Data records >>
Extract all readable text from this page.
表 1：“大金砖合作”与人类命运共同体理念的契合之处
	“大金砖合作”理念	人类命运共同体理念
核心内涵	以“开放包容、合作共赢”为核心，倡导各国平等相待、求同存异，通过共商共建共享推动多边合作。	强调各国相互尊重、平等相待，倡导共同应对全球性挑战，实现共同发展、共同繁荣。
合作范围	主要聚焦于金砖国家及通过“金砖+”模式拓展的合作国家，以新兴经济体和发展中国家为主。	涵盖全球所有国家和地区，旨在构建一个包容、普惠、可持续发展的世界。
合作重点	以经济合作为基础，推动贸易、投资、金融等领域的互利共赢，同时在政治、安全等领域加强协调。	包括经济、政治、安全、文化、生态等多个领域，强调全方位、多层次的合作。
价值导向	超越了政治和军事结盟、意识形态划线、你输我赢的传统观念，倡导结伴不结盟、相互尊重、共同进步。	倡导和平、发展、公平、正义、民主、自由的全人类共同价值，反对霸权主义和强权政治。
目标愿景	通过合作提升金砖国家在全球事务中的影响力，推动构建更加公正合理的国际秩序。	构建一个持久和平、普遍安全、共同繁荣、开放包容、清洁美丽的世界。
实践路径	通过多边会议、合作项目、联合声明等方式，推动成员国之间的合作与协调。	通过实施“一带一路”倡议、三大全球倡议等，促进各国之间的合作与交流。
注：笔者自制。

* * *

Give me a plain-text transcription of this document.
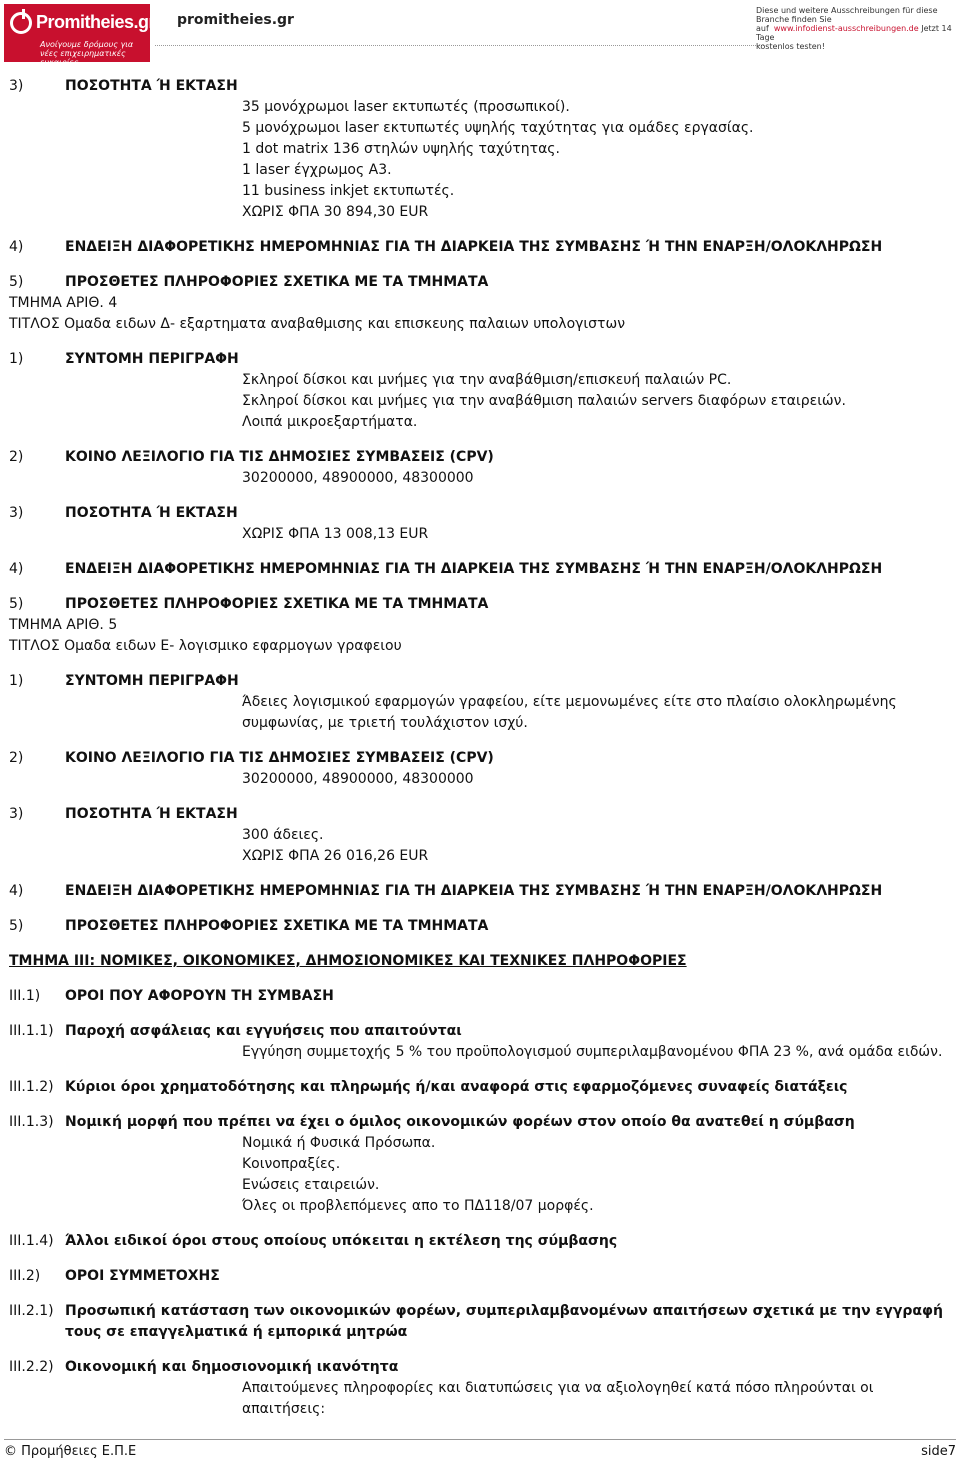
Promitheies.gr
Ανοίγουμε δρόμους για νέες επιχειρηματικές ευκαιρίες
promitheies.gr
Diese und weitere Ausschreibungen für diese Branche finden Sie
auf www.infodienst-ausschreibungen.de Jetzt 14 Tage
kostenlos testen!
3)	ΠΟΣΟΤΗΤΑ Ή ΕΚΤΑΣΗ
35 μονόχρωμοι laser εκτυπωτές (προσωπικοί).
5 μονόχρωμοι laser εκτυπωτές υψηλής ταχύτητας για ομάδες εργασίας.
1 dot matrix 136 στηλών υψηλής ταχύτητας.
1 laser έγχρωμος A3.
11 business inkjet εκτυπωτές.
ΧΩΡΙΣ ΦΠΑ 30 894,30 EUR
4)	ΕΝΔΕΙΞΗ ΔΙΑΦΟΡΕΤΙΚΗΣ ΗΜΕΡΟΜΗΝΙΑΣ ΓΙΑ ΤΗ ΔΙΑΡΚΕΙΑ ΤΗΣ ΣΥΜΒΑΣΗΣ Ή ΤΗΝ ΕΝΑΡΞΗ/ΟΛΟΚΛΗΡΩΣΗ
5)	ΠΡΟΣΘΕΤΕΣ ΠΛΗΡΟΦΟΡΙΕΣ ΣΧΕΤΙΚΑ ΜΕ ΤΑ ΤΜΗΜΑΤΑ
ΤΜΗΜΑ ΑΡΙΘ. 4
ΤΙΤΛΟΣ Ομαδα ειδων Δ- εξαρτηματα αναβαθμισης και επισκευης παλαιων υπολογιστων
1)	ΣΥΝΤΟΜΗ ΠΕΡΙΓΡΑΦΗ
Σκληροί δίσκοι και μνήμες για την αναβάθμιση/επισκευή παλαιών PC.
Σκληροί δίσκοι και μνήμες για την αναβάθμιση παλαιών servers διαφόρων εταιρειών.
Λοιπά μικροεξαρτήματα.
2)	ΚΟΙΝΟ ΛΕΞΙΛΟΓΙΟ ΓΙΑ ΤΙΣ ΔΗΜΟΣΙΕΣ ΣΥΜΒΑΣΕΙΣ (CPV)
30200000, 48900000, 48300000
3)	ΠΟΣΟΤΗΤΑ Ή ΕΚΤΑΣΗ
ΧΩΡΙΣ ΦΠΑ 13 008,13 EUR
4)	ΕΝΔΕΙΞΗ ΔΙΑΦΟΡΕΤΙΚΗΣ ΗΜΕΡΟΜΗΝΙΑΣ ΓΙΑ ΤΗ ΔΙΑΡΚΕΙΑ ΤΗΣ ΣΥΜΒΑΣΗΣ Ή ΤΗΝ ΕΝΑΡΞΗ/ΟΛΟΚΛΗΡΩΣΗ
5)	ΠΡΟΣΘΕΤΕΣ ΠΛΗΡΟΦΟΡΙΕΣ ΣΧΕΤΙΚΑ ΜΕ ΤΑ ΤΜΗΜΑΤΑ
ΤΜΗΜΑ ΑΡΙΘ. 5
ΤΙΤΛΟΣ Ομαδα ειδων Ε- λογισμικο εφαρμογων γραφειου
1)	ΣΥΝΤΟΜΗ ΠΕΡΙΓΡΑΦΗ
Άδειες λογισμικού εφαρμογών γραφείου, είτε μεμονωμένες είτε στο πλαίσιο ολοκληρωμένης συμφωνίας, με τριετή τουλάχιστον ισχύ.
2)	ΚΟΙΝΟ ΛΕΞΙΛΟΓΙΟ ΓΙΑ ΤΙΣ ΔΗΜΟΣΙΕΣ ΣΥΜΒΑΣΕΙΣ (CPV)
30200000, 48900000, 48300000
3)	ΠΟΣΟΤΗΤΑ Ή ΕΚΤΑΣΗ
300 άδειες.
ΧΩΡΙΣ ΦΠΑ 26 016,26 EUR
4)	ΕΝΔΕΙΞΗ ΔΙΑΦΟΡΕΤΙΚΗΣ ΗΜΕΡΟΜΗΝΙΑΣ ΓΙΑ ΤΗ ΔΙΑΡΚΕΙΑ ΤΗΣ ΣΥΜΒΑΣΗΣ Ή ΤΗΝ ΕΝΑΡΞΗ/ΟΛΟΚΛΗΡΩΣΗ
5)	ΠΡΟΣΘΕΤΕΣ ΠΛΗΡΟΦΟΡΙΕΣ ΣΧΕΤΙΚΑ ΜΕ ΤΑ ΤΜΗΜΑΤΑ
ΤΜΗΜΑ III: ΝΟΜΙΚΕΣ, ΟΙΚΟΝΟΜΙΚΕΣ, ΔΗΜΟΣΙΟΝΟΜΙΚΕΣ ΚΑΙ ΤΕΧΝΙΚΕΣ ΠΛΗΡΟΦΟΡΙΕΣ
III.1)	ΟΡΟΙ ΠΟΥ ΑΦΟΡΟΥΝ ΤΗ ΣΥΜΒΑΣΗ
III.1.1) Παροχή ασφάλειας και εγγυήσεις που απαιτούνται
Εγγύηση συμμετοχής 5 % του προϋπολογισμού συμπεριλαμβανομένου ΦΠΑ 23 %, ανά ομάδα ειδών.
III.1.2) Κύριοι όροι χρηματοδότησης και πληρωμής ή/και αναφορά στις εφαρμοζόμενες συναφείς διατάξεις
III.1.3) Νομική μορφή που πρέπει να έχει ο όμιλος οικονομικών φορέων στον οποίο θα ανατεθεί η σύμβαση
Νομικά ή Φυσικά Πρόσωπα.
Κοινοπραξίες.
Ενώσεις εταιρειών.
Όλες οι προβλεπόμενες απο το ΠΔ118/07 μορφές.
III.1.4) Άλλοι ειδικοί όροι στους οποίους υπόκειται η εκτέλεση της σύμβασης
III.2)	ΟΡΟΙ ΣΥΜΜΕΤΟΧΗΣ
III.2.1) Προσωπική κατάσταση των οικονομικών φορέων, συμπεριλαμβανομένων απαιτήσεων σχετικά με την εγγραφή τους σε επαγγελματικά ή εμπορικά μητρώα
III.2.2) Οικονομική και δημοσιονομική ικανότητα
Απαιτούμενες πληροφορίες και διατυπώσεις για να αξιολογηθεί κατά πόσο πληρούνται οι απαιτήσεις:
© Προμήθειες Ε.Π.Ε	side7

Direction >>
Extract all lines from the material above that include the word "δίσκοι".

Problem solution >>
Σκληροί δίσκοι και μνήμες για την αναβάθμιση/επισκευή παλαιών PC.
Σκληροί δίσκοι και μνήμες για την αναβάθμιση παλαιών servers διαφόρων εταιρειών.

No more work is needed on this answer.